• **Written exercise**:
Select the lines that contain "nature" and copy each of them.

===== Exercise materials =====

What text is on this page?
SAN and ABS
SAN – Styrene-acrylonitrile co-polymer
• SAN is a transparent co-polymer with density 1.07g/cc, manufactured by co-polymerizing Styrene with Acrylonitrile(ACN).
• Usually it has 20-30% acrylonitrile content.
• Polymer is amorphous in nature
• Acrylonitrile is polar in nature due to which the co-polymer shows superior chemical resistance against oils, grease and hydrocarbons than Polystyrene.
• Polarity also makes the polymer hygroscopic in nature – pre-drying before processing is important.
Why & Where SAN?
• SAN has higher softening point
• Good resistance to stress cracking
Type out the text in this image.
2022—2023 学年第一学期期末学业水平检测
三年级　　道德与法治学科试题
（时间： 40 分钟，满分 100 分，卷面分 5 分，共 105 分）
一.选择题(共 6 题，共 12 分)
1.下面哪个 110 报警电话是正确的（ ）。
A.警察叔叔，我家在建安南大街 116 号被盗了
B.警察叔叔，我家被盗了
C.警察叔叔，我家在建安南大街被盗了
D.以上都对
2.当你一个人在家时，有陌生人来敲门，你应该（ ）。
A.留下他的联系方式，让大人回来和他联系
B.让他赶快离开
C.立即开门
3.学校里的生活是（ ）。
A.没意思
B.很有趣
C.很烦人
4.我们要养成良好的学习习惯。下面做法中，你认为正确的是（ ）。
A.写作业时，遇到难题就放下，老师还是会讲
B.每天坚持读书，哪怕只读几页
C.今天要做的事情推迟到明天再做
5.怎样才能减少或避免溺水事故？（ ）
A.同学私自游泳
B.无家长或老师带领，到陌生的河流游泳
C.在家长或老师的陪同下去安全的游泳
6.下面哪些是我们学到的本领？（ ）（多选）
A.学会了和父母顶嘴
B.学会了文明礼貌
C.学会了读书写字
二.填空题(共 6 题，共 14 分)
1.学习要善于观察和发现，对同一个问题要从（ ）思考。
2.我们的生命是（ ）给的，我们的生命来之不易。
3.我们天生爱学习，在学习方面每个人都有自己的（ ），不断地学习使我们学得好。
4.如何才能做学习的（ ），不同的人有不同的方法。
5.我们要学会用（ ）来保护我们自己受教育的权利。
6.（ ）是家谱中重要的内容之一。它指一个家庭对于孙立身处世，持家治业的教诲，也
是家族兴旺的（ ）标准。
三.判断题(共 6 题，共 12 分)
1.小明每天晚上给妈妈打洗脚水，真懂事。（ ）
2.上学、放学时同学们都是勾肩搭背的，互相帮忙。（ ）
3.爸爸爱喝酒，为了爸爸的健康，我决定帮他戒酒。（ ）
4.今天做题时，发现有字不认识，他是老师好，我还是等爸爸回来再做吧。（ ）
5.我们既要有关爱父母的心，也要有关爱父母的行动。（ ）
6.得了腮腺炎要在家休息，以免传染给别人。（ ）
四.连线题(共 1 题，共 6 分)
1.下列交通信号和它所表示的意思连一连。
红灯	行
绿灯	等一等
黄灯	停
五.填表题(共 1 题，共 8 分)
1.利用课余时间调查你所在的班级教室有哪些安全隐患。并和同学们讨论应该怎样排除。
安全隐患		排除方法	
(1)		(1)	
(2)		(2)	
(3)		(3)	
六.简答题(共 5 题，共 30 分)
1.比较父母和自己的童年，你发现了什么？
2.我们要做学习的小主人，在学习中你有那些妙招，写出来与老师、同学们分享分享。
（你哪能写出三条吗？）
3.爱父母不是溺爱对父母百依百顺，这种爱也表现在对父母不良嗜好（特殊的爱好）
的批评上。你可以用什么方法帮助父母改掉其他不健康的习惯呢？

=====

• **Output of the exercise**:
• Polymer is amorphous in nature
• Acrylonitrile is polar in nature due to which the co-polymer shows superior chemical resistance against oils, grease and hydrocarbons than Polystyrene.
• Polarity also makes the polymer hygroscopic in nature – pre-drying before processing is important.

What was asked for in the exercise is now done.